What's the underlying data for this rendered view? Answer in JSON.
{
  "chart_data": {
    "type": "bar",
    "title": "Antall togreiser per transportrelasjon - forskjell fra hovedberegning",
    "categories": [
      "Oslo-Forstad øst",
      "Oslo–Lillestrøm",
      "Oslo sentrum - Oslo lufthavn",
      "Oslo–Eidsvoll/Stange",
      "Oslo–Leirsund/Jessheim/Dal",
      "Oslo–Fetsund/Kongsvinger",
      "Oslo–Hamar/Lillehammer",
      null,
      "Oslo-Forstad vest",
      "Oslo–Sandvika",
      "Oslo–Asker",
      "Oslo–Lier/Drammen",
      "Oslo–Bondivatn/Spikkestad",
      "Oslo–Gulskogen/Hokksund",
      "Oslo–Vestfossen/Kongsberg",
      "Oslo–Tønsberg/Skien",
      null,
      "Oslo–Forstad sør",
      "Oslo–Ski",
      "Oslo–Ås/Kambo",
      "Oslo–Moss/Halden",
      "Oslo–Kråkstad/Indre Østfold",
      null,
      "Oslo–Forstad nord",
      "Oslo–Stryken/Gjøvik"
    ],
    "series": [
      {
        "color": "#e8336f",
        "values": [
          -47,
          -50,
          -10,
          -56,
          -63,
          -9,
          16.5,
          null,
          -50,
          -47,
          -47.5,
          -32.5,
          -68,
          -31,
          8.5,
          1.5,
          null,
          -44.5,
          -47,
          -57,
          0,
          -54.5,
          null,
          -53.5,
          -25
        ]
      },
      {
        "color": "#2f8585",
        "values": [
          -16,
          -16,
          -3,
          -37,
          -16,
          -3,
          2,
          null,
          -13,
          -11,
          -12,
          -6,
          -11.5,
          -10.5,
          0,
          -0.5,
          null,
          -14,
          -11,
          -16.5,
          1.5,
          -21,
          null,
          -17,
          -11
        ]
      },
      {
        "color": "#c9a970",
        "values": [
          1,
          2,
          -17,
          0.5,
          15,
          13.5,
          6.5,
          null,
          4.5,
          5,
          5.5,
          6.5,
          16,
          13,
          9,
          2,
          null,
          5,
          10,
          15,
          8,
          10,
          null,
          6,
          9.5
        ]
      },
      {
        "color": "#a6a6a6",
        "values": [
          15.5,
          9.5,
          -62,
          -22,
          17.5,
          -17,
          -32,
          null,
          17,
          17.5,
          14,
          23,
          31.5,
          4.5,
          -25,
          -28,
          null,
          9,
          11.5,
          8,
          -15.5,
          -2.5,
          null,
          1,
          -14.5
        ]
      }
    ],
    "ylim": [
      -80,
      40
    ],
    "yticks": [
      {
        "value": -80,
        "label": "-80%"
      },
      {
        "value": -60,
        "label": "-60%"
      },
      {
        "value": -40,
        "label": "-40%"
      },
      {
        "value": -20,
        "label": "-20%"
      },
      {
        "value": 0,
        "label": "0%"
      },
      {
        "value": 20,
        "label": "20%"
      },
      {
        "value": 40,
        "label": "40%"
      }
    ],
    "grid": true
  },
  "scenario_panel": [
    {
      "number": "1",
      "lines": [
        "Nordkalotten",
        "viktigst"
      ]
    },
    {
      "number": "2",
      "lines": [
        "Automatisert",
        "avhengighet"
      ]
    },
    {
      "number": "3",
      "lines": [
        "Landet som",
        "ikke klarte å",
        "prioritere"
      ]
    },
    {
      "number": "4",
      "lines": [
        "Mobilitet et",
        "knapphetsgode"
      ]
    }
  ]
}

**Directions for this task:** Copy out each record from above, exactly.

**Solution for this problem:**
What's the underlying data for this rendered view? Answer in JSON.
{
  "chart_data": {
    "type": "bar",
    "title": "Antall togreiser per transportrelasjon - forskjell fra hovedberegning",
    "categories": [
      "Oslo-Forstad øst",
      "Oslo–Lillestrøm",
      "Oslo sentrum - Oslo lufthavn",
      "Oslo–Eidsvoll/Stange",
      "Oslo–Leirsund/Jessheim/Dal",
      "Oslo–Fetsund/Kongsvinger",
      "Oslo–Hamar/Lillehammer",
      null,
      "Oslo-Forstad vest",
      "Oslo–Sandvika",
      "Oslo–Asker",
      "Oslo–Lier/Drammen",
      "Oslo–Bondivatn/Spikkestad",
      "Oslo–Gulskogen/Hokksund",
      "Oslo–Vestfossen/Kongsberg",
      "Oslo–Tønsberg/Skien",
      null,
      "Oslo–Forstad sør",
      "Oslo–Ski",
      "Oslo–Ås/Kambo",
      "Oslo–Moss/Halden",
      "Oslo–Kråkstad/Indre Østfold",
      null,
      "Oslo–Forstad nord",
      "Oslo–Stryken/Gjøvik"
    ],
    "series": [
      {
        "color": "#e8336f",
        "values": [
          -47,
          -50,
          -10,
          -56,
          -63,
          -9,
          16.5,
          null,
          -50,
          -47,
          -47.5,
          -32.5,
          -68,
          -31,
          8.5,
          1.5,
          null,
          -44.5,
          -47,
          -57,
          0,
          -54.5,
          null,
          -53.5,
          -25
        ]
      },
      {
        "color": "#2f8585",
        "values": [
          -16,
          -16,
          -3,
          -37,
          -16,
          -3,
          2,
          null,
          -13,
          -11,
          -12,
          -6,
          -11.5,
          -10.5,
          0,
          -0.5,
          null,
          -14,
          -11,
          -16.5,
          1.5,
          -21,
          null,
          -17,
          -11
        ]
      },
      {
        "color": "#c9a970",
        "values": [
          1,
          2,
          -17,
          0.5,
          15,
          13.5,
          6.5,
          null,
          4.5,
          5,
          5.5,
          6.5,
          16,
          13,
          9,
          2,
          null,
          5,
          10,
          15,
          8,
          10,
          null,
          6,
          9.5
        ]
      },
      {
        "color": "#a6a6a6",
        "values": [
          15.5,
          9.5,
          -62,
          -22,
          17.5,
          -17,
          -32,
          null,
          17,
          17.5,
          14,
          23,
          31.5,
          4.5,
          -25,
          -28,
          null,
          9,
          11.5,
          8,
          -15.5,
          -2.5,
          null,
          1,
          -14.5
        ]
      }
    ],
    "ylim": [
      -80,
      40
    ],
    "yticks": [
      {
        "value": -80,
        "label": "-80%"
      },
      {
        "value": -60,
        "label": "-60%"
      },
      {
        "value": -40,
        "label": "-40%"
      },
      {
        "value": -20,
        "label": "-20%"
      },
      {
        "value": 0,
        "label": "0%"
      },
      {
        "value": 20,
        "label": "20%"
      },
      {
        "value": 40,
        "label": "40%"
      }
    ],
    "grid": true
  },
  "scenario_panel": [
    {
      "number": "1",
      "lines": [
        "Nordkalotten",
        "viktigst"
      ]
    },
    {
      "number": "2",
      "lines": [
        "Automatisert",
        "avhengighet"
      ]
    },
    {
      "number": "3",
      "lines": [
        "Landet som",
        "ikke klarte å",
        "prioritere"
      ]
    },
    {
      "number": "4",
      "lines": [
        "Mobilitet et",
        "knapphetsgode"
      ]
    }
  ]
}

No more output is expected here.